Short exercise:
Transcribe everything in the data word for word. Pictures are left out.

(Data excerpts)
(begin)

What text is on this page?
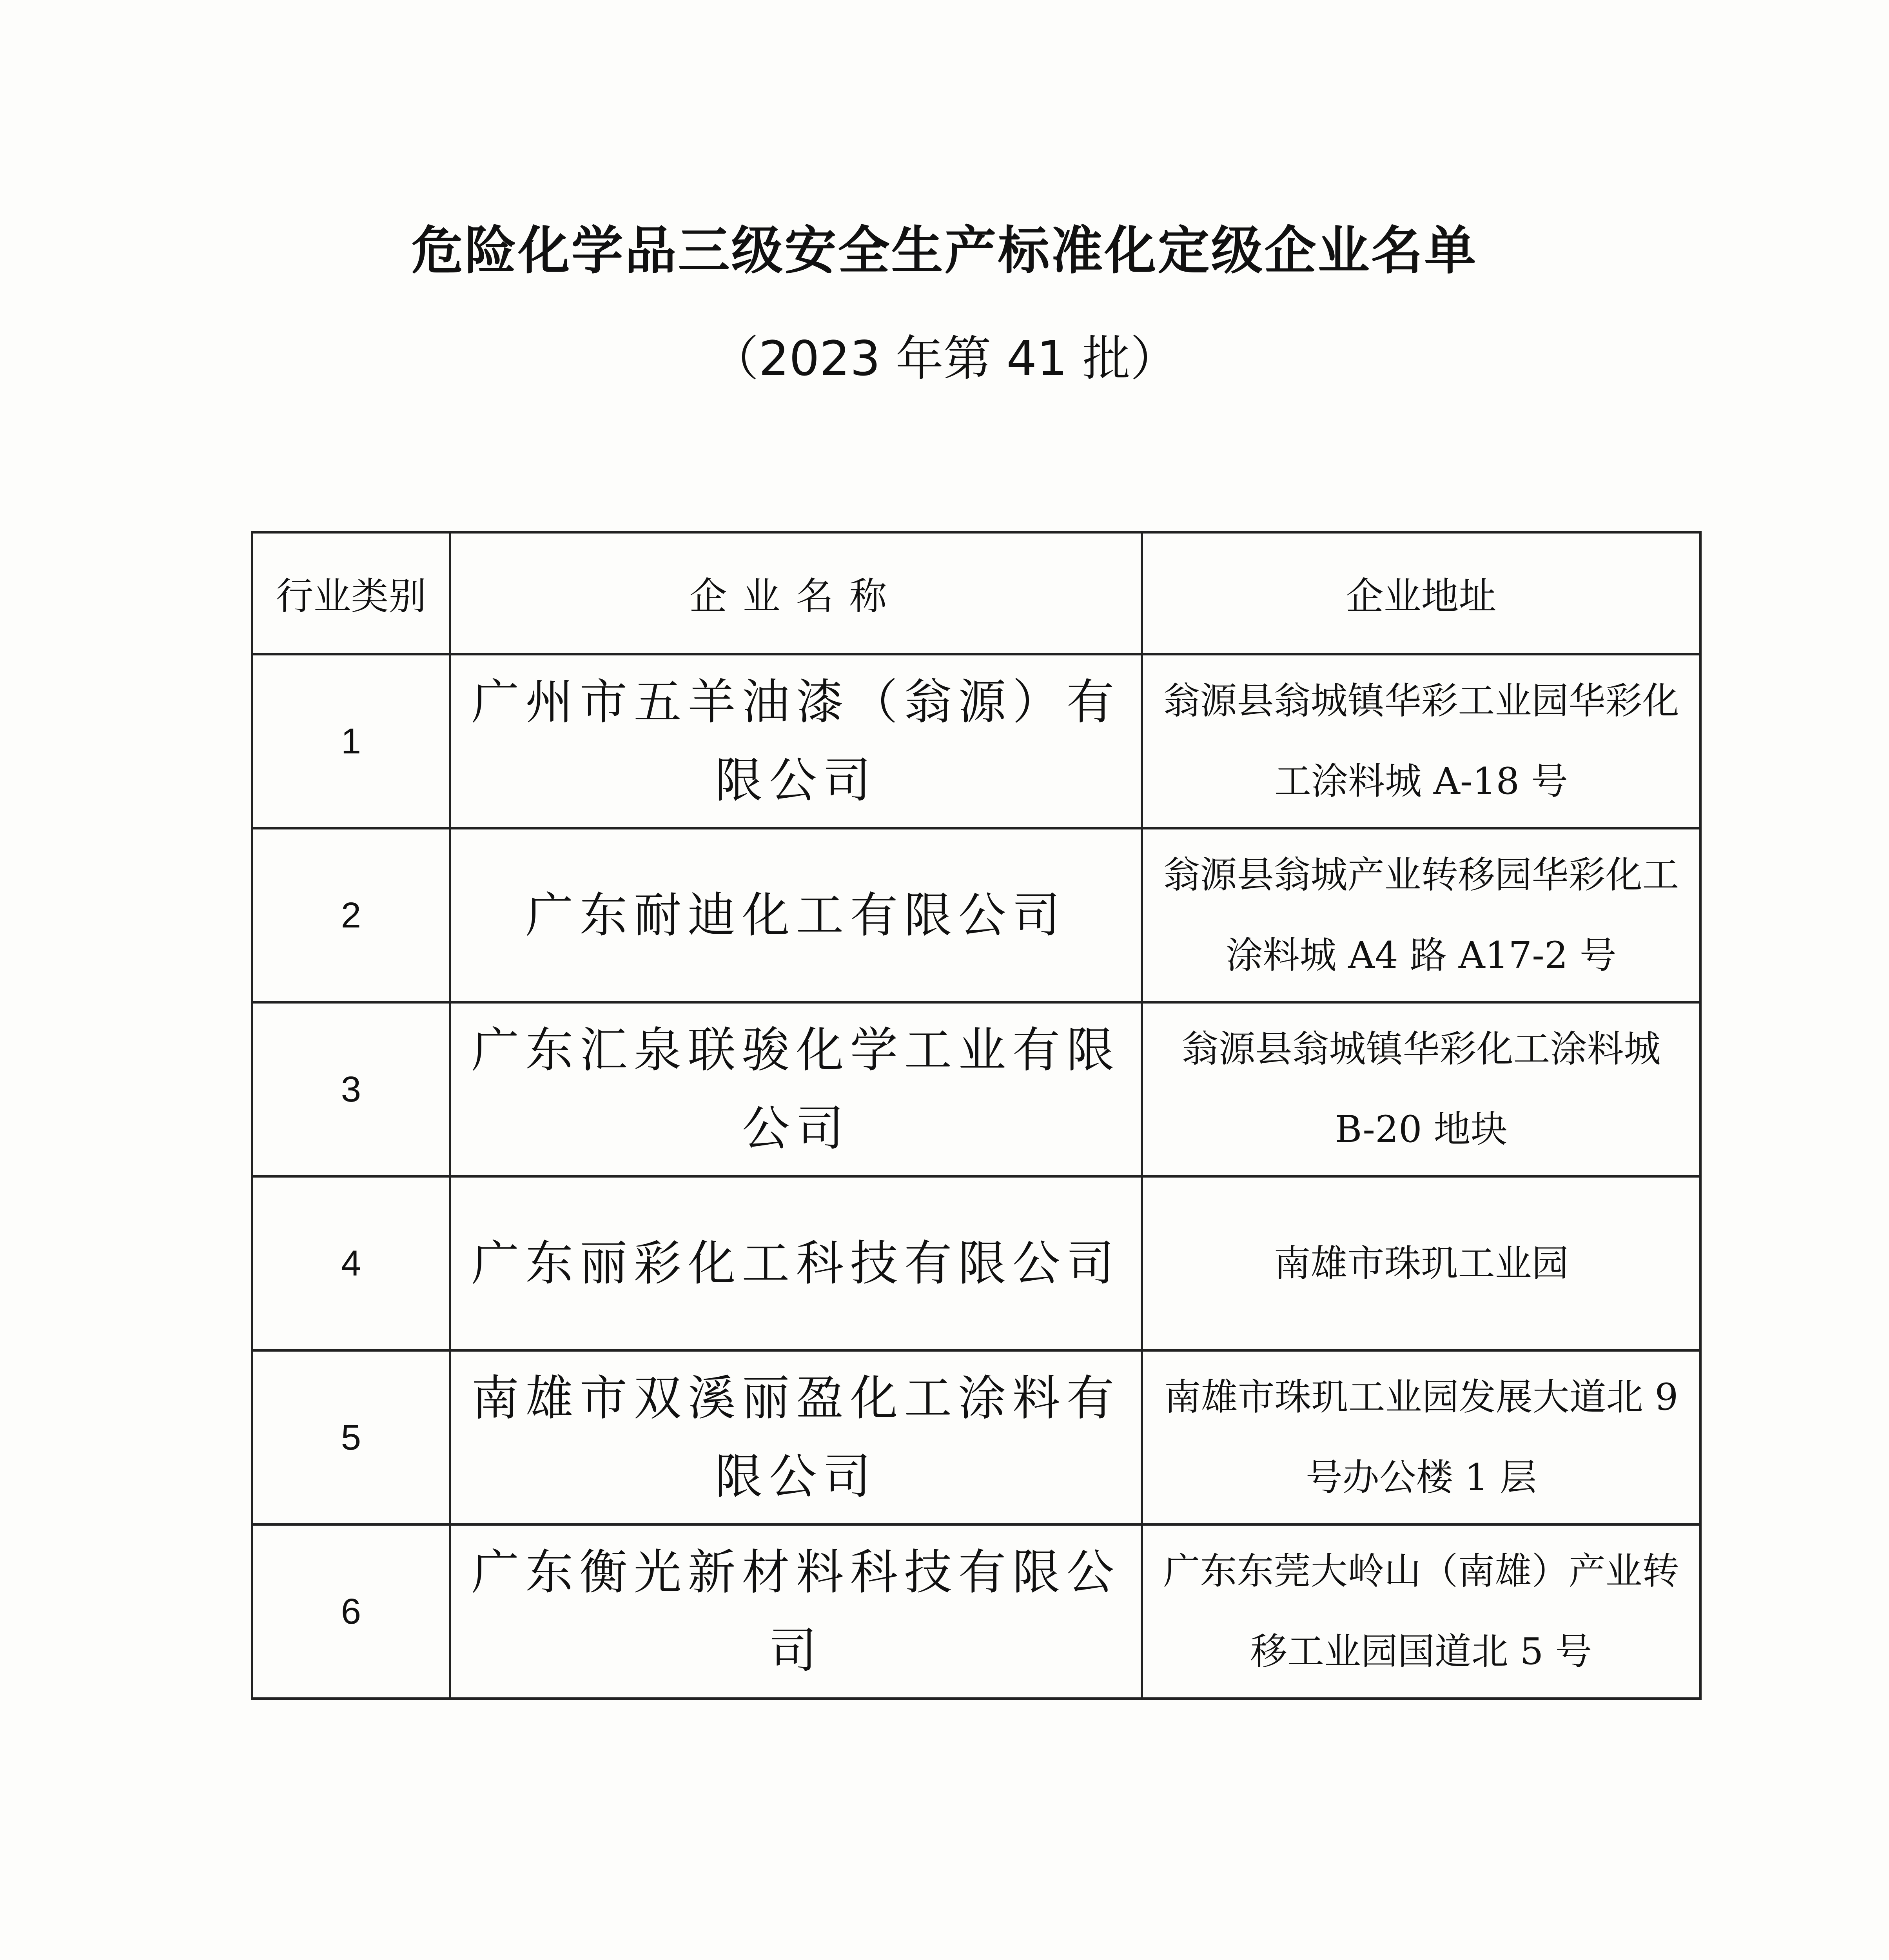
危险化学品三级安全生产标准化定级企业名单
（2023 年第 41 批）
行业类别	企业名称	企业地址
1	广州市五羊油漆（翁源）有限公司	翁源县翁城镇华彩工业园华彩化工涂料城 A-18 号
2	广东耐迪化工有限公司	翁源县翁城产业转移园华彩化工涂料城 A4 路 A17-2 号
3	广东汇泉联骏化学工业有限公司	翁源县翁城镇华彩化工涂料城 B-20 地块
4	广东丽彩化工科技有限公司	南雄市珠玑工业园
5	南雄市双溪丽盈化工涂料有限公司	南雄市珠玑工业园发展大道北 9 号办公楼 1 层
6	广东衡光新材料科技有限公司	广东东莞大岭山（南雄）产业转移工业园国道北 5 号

(end)

Problem solution:
What text is on this page?
危险化学品三级安全生产标准化定级企业名单
（2023 年第 41 批）
行业类别	企业名称	企业地址
1	广州市五羊油漆（翁源）有限公司	翁源县翁城镇华彩工业园华彩化工涂料城 A-18 号
2	广东耐迪化工有限公司	翁源县翁城产业转移园华彩化工涂料城 A4 路 A17-2 号
3	广东汇泉联骏化学工业有限公司	翁源县翁城镇华彩化工涂料城 B-20 地块
4	广东丽彩化工科技有限公司	南雄市珠玑工业园
5	南雄市双溪丽盈化工涂料有限公司	南雄市珠玑工业园发展大道北 9 号办公楼 1 层
6	广东衡光新材料科技有限公司	广东东莞大岭山（南雄）产业转移工业园国道北 5 号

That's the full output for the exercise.